▸ **FRAGMENTO DE ORIGEN**:

══════════════════════════════

RYSZARD KAPUSCINSKI EN EL TEXTO EL EMPERADOR [1978], BARCELONA, ANAGRAMA, 2008

 

 

 

 

 

  

 

 

EL PERIODISTA POLACO QUE, A LO LARGO DE SU CARRERA COMO CORRESPONSAL, HA CUBIERTO DECENAS DE REVOLUCIONES, REVUELTAS, REBELIONES. EN ESPAÑOL, LA EDITORIAL ANAGRAMA HA PUBLICADO SEIS TÍTULOS DE LOS MÁS DE VEINTE QUE COMPRENDE SU OBRA: EL EMPERADOR, EL SHA, EL IMPERIO, LA GUERRA DEL FUTBOL, ÉBANO Y LOS CÍNICOS NO SIRVEN PARA ESTE OFICIO.

"Cada noche me dedicaba a escuchar a los que habían conocido la corte del Emperador. En un tiempo habían sido hombres de palacio o al menos disfrutaban del derecho a acceder a él libremente. No han quedado muchos. Parte de ellos fueron fusilados. Otros huyeron al extranjero o permanecen encarcelados en las mazmorras  de ese mismo palacio: arrojados de los salones a los sótanos. Entre mis interlocutores también había algunos de los que se esconden en las montañas o viven, disfrazados de monjes, en monasterios. Todos intentan sobrevivir; cada uno a su manera, según los medios a su alcance. Tan sólo un puñado de esa gente se ha quedado en Addis Abeba, donde –paradójicamente– resulta más fácil que en ninguna otra parte burlar la vigilancia de las autoridades.

Los visitaba al caer la noche y para ello tenía que cambiar de coche y de disfraz varias veces. Los etíopes, que son muy desconfiados, no querían creer en la sinceridad de mis intenciones: tratar de encontrar el mundo barrido por las ametralladoras de la IV División.

Estas ametralladoras están montadas en el asiento contiguo al del conductor, en jeeps de fabricación norteamericana. Son manejados por tiradores cuya profesión consiste en matar. En la parte trasera del vehículo se sienta un soldado que recibe órdenes a través de una radioemisora móvil. Como el jeep está descubierto, el conductor, el tirador y el radiotelegrafista, para protegerse del polvo, llevan gafas negras de motorista, que el ala del casco oculta en parte. Así que no se les ve los ojos, y sus rostros de ébano, cubiertos por una barba de días, carecen de expresión alguna. Estos tríos están tan acostumbrados a la muerte que los chóferes conducen los jeeps de manera suicida; toman las curvas más cerradas a la máxima velocidad, circulan contra sentido y un vacío se abre a ambos lados a la mera aparición de semejantes cohetes. Más vale apartarse de su campo de tiro. De la emisora que lleva sobre sus rodillas el soldado que ocupa el asiento trasero salen, entre crujidos y chasquidos, voces y gritos nerviosos. Se ignora si alguno de estos roncos balbuceos es una orden de abrir fuego. Más vale desaparecer. Más vale meterse por cualquier calleja lateral y esperar a que pasen.

══════════════════════════════

▸ **DATOS MOSTRADOS**:

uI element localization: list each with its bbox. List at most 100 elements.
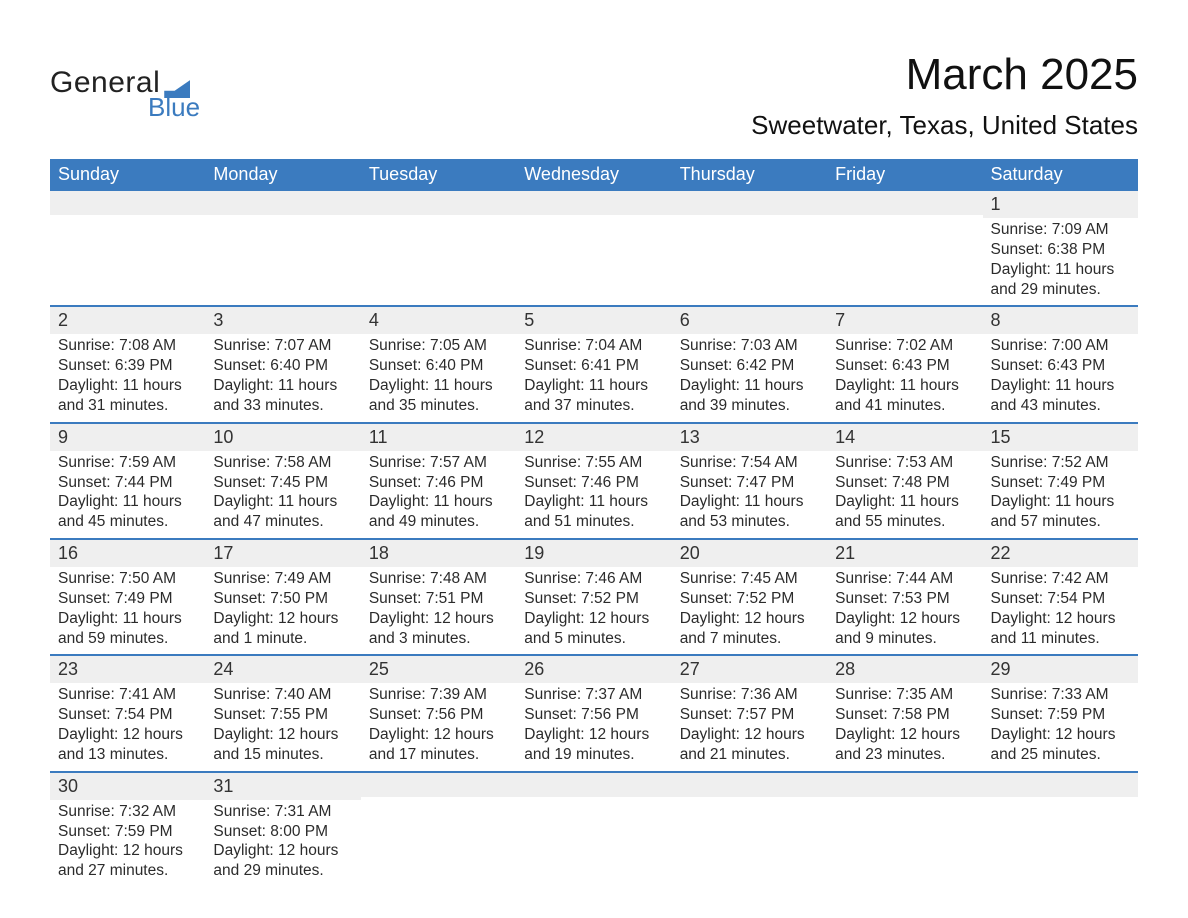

══════════════════════════════

▸ **TAREAS PROPUESTAS**:
- A) Responda estas preguntas sobre el fragmento sobre el Emperador:
(i) ¿Cuántos títulos de la obra del periodista ha publicado Anagrama en español?
(ii) ¿En qué ciudad resulta más fácil burlar la vigilancia de las autoridades?
(iii) ¿De qué fabricación son los jeeps en los que van montadas las ametralladoras?
- B) Copie de nuevo el tramo del fragmento sobre el Emperador que empieza en las palabras que contienen "EL PERIODISTA POLACO" y termina después de "PARA ESTE OFICIO.", pero cambie "CORRESPONSAL" por "ENVIADO ESPECIAL".
- C) Prosiga el fragmento sobre el Emperador a partir de la última oración que aparece.

▸ **RESPUESTAS POR TAREA**:
- A)
(i) Seis títulos.
(ii) En Addis Abeba.
(iii) De fabricación norteamericana.

- B)
EL PERIODISTA POLACO QUE, A LO LARGO DE SU CARRERA COMO ENVIADO ESPECIAL, HA CUBIERTO DECENAS DE REVOLUCIONES, REVUELTAS, REBELIONES. EN ESPAÑOL, LA EDITORIAL ANAGRAMA HA PUBLICADO SEIS TÍTULOS DE LOS MÁS DE VEINTE QUE COMPRENDE SU OBRA: EL EMPERADOR, EL SHA, EL IMPERIO, LA GUERRA DEL FUTBOL, ÉBANO Y LOS CÍNICOS NO SIRVEN PARA ESTE OFICIO.

- C)
Ahora yo me adentro por unos callejones estrechos, sinuosos y llenos de barro que debían conducirme hasta unas casas que daban la impresión de estar abandonadas; parecía que nadie viviera en su interior. Tenía miedo: aquellas casas estaban vigiladas, y en cualquier momento podían atraparme con sus moradores. El peligro era, y sigue siendo, real pues a menudo son <<peinadas>> zonas de la ciudad, a veces incluso barrios enteros, en busca de armas, octavillas subversivas y hombres del antiguo régimen. Ahora todas las casas se espían mutuamente, se fisgan, se olfatean. Es una guerra civil con todas sus apariencias. Me siento junto a la ventana y en seguida oigo: cambie de lugar, se le ve desde la calle, resulta fácil apuntar hacia usted. Un coche pasa, se detiene, se oyen tiros. ¿Quién habrá sido?, ¿ellos o los otros? Pero hoy ¿quiénes son ellos y quiénes son los no ellos?, ¿los otros?, ¿los que están en contra de aquéllos porque están con éstos? El coche se aleja. Ladran perros. En Addis Abeba los perros ladran durante toda la noche; es una ciudad habitada por perros, los de raza y los que se han vuelto salvajes, desgreñados y comidos por los gusanos y la malaria.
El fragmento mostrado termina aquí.